Collection entries:

# # # # # # #

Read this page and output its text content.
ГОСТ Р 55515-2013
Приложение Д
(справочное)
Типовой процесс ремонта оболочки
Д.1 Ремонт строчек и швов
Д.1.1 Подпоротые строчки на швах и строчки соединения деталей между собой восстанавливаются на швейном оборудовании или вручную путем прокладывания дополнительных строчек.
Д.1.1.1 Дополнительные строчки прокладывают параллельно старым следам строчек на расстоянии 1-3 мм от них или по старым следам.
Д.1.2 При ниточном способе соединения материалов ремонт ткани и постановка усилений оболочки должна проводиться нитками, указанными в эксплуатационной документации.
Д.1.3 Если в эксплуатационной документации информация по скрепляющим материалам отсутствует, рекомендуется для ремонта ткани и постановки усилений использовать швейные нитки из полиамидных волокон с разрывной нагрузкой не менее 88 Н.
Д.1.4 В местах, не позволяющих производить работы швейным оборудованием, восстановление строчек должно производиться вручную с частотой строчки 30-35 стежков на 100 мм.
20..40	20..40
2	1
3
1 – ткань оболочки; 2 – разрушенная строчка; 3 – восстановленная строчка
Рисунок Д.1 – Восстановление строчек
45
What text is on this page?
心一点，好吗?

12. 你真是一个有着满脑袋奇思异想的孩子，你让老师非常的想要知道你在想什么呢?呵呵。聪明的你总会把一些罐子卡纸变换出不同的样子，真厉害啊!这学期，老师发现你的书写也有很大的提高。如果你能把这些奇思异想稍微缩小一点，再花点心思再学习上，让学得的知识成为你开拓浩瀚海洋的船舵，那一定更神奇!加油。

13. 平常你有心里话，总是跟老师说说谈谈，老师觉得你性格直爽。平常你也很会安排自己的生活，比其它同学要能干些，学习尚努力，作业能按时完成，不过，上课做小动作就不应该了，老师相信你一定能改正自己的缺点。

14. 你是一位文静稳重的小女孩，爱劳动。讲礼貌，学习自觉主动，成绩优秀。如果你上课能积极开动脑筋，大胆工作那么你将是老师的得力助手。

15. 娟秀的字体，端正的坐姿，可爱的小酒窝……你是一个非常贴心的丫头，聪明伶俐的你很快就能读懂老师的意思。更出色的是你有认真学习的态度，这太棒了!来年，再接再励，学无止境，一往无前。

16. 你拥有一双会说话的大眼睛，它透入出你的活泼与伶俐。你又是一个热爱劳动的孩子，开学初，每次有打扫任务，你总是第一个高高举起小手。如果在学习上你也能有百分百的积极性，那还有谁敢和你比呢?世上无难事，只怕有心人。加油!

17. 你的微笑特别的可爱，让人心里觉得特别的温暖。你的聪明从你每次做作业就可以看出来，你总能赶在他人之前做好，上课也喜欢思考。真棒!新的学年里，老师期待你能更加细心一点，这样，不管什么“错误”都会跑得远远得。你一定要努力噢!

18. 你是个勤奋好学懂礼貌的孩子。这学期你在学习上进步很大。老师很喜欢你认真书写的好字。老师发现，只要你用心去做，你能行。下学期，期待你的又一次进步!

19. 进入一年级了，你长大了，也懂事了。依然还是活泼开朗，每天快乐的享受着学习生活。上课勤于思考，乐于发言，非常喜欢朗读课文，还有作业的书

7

# # # # # # #

Transcribe the material above word for word.

Read this page and output its text content.
ГОСТ Р 55515-2013
Приложение Д
(справочное)
Типовой процесс ремонта оболочки
Д.1 Ремонт строчек и швов
Д.1.1 Подпоротые строчки на швах и строчки соединения деталей между собой восстанавливаются на швейном оборудовании или вручную путем прокладывания дополнительных строчек.
Д.1.1.1 Дополнительные строчки прокладывают параллельно старым следам строчек на расстоянии 1-3 мм от них или по старым следам.
Д.1.2 При ниточном способе соединения материалов ремонт ткани и постановка усилений оболочки должна проводиться нитками, указанными в эксплуатационной документации.
Д.1.3 Если в эксплуатационной документации информация по скрепляющим материалам отсутствует, рекомендуется для ремонта ткани и постановки усилений использовать швейные нитки из полиамидных волокон с разрывной нагрузкой не менее 88 Н.
Д.1.4 В местах, не позволяющих производить работы швейным оборудованием, восстановление строчек должно производиться вручную с частотой строчки 30-35 стежков на 100 мм.
20..40	20..40
2	1
3
1 – ткань оболочки; 2 – разрушенная строчка; 3 – восстановленная строчка
Рисунок Д.1 – Восстановление строчек
45
What text is on this page?
心一点，好吗?

12. 你真是一个有着满脑袋奇思异想的孩子，你让老师非常的想要知道你在想什么呢?呵呵。聪明的你总会把一些罐子卡纸变换出不同的样子，真厉害啊!这学期，老师发现你的书写也有很大的提高。如果你能把这些奇思异想稍微缩小一点，再花点心思再学习上，让学得的知识成为你开拓浩瀚海洋的船舵，那一定更神奇!加油。

13. 平常你有心里话，总是跟老师说说谈谈，老师觉得你性格直爽。平常你也很会安排自己的生活，比其它同学要能干些，学习尚努力，作业能按时完成，不过，上课做小动作就不应该了，老师相信你一定能改正自己的缺点。

14. 你是一位文静稳重的小女孩，爱劳动。讲礼貌，学习自觉主动，成绩优秀。如果你上课能积极开动脑筋，大胆工作那么你将是老师的得力助手。

15. 娟秀的字体，端正的坐姿，可爱的小酒窝……你是一个非常贴心的丫头，聪明伶俐的你很快就能读懂老师的意思。更出色的是你有认真学习的态度，这太棒了!来年，再接再励，学无止境，一往无前。

16. 你拥有一双会说话的大眼睛，它透入出你的活泼与伶俐。你又是一个热爱劳动的孩子，开学初，每次有打扫任务，你总是第一个高高举起小手。如果在学习上你也能有百分百的积极性，那还有谁敢和你比呢?世上无难事，只怕有心人。加油!

17. 你的微笑特别的可爱，让人心里觉得特别的温暖。你的聪明从你每次做作业就可以看出来，你总能赶在他人之前做好，上课也喜欢思考。真棒!新的学年里，老师期待你能更加细心一点，这样，不管什么“错误”都会跑得远远得。你一定要努力噢!

18. 你是个勤奋好学懂礼貌的孩子。这学期你在学习上进步很大。老师很喜欢你认真书写的好字。老师发现，只要你用心去做，你能行。下学期，期待你的又一次进步!

19. 进入一年级了，你长大了，也懂事了。依然还是活泼开朗，每天快乐的享受着学习生活。上课勤于思考，乐于发言，非常喜欢朗读课文，还有作业的书

7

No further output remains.